* BEGIN *
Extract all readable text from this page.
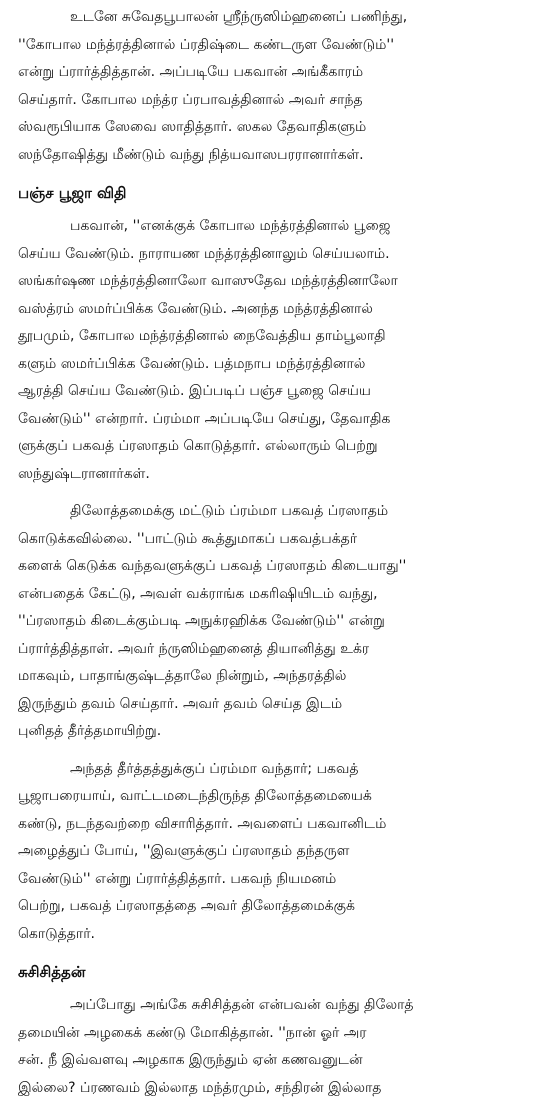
உடனே சுவேதபூபாலன் ஸ்ரீந்ருஸிம்ஹனைப் பணிந்து,
''கோபால மந்த்ரத்தினால் ப்ரதிஷ்டை கண்டருள வேண்டும்''
என்று ப்ரார்த்தித்தான். அப்படியே பகவான் அங்கீகாரம்
செய்தார். கோபால மந்த்ர ப்ரபாவத்தினால் அவர் சாந்த
ஸ்வரூபியாக ஸேவை ஸாதித்தார். ஸகல தேவாதிகளும்
ஸந்தோஷித்து மீண்டும் வந்து நித்யவாஸபரரானார்கள்.

பஞ்ச பூஜா விதி

பகவான், ''எனக்குக் கோபால மந்த்ரத்தினால் பூஜை
செய்ய வேண்டும். நாராயண மந்த்ரத்தினாலும் செய்யலாம்.
ஸங்கர்ஷண மந்த்ரத்தினாலோ வாஸுதேவ மந்த்ரத்தினாலோ
வஸ்த்ரம் ஸமர்ப்பிக்க வேண்டும். அனந்த மந்த்ரத்தினால்
தூபமும், கோபால மந்த்ரத்தினால் நைவேத்திய தாம்பூலாதி
களும் ஸமர்ப்பிக்க வேண்டும். பத்மநாப மந்த்ரத்தினால்
ஆரத்தி செய்ய வேண்டும். இப்படிப் பஞ்ச பூஜை செய்ய
வேண்டும்'' என்றார். ப்ரம்மா அப்படியே செய்து, தேவாதிக
ளுக்குப் பகவத் ப்ரஸாதம் கொடுத்தார். எல்லாரும் பெற்று
ஸந்துஷ்டரானார்கள்.

திலோத்தமைக்கு மட்டும் ப்ரம்மா பகவத் ப்ரஸாதம்
கொடுக்கவில்லை. ''பாட்டும் கூத்துமாகப் பகவத்பக்தர்
களைக் கெடுக்க வந்தவளுக்குப் பகவத் ப்ரஸாதம் கிடையாது''
என்பதைக் கேட்டு, அவள் வக்ராங்க மகரிஷியிடம் வந்து,
''ப்ரஸாதம் கிடைக்கும்படி அநுக்ரஹிக்க வேண்டும்'' என்று
ப்ரார்த்தித்தாள். அவர் ந்ருஸிம்ஹனைத் தியானித்து உக்ர
மாகவும், பாதாங்குஷ்டத்தாலே நின்றும், அந்தரத்தில்
இருந்தும் தவம் செய்தார். அவர் தவம் செய்த இடம்
புனிதத் தீர்த்தமாயிற்று.

அந்தத் தீர்த்தத்துக்குப் ப்ரம்மா வந்தார்; பகவத்
பூஜாபரையாய், வாட்டமடைந்திருந்த திலோத்தமையைக்
கண்டு, நடந்தவற்றை விசாரித்தார். அவளைப் பகவானிடம்
அழைத்துப் போய், ''இவளுக்குப் ப்ரஸாதம் தந்தருள
வேண்டும்'' என்று ப்ரார்த்தித்தார். பகவந் நியமனம்
பெற்று, பகவத் ப்ரஸாதத்தை அவர் திலோத்தமைக்குக்
கொடுத்தார்.

சுசிசித்தன்

அப்போது அங்கே சுசிசித்தன் என்பவன் வந்து திலோத்
தமையின் அழகைக் கண்டு மோகித்தான். ''நான் ஓர் அர
சன். நீ இவ்வளவு அழகாக இருந்தும் ஏன் கணவனுடன்
இல்லை? ப்ரணவம் இல்லாத மந்த்ரமும், சந்திரன் இல்லாத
* END *
THE TASK
Omitting all images, print the listing exactly.

REPLY TO THE EXERCISE
Extract all readable text from this page.
உடனே சுவேதபூபாலன் ஸ்ரீந்ருஸிம்ஹனைப் பணிந்து,
''கோபால மந்த்ரத்தினால் ப்ரதிஷ்டை கண்டருள வேண்டும்''
என்று ப்ரார்த்தித்தான். அப்படியே பகவான் அங்கீகாரம்
செய்தார். கோபால மந்த்ர ப்ரபாவத்தினால் அவர் சாந்த
ஸ்வரூபியாக ஸேவை ஸாதித்தார். ஸகல தேவாதிகளும்
ஸந்தோஷித்து மீண்டும் வந்து நித்யவாஸபரரானார்கள்.

பஞ்ச பூஜா விதி

பகவான், ''எனக்குக் கோபால மந்த்ரத்தினால் பூஜை
செய்ய வேண்டும். நாராயண மந்த்ரத்தினாலும் செய்யலாம்.
ஸங்கர்ஷண மந்த்ரத்தினாலோ வாஸுதேவ மந்த்ரத்தினாலோ
வஸ்த்ரம் ஸமர்ப்பிக்க வேண்டும். அனந்த மந்த்ரத்தினால்
தூபமும், கோபால மந்த்ரத்தினால் நைவேத்திய தாம்பூலாதி
களும் ஸமர்ப்பிக்க வேண்டும். பத்மநாப மந்த்ரத்தினால்
ஆரத்தி செய்ய வேண்டும். இப்படிப் பஞ்ச பூஜை செய்ய
வேண்டும்'' என்றார். ப்ரம்மா அப்படியே செய்து, தேவாதிக
ளுக்குப் பகவத் ப்ரஸாதம் கொடுத்தார். எல்லாரும் பெற்று
ஸந்துஷ்டரானார்கள்.

திலோத்தமைக்கு மட்டும் ப்ரம்மா பகவத் ப்ரஸாதம்
கொடுக்கவில்லை. ''பாட்டும் கூத்துமாகப் பகவத்பக்தர்
களைக் கெடுக்க வந்தவளுக்குப் பகவத் ப்ரஸாதம் கிடையாது''
என்பதைக் கேட்டு, அவள் வக்ராங்க மகரிஷியிடம் வந்து,
''ப்ரஸாதம் கிடைக்கும்படி அநுக்ரஹிக்க வேண்டும்'' என்று
ப்ரார்த்தித்தாள். அவர் ந்ருஸிம்ஹனைத் தியானித்து உக்ர
மாகவும், பாதாங்குஷ்டத்தாலே நின்றும், அந்தரத்தில்
இருந்தும் தவம் செய்தார். அவர் தவம் செய்த இடம்
புனிதத் தீர்த்தமாயிற்று.

அந்தத் தீர்த்தத்துக்குப் ப்ரம்மா வந்தார்; பகவத்
பூஜாபரையாய், வாட்டமடைந்திருந்த திலோத்தமையைக்
கண்டு, நடந்தவற்றை விசாரித்தார். அவளைப் பகவானிடம்
அழைத்துப் போய், ''இவளுக்குப் ப்ரஸாதம் தந்தருள
வேண்டும்'' என்று ப்ரார்த்தித்தார். பகவந் நியமனம்
பெற்று, பகவத் ப்ரஸாதத்தை அவர் திலோத்தமைக்குக்
கொடுத்தார்.

சுசிசித்தன்

அப்போது அங்கே சுசிசித்தன் என்பவன் வந்து திலோத்
தமையின் அழகைக் கண்டு மோகித்தான். ''நான் ஓர் அர
சன். நீ இவ்வளவு அழகாக இருந்தும் ஏன் கணவனுடன்
இல்லை? ப்ரணவம் இல்லாத மந்த்ரமும், சந்திரன் இல்லாத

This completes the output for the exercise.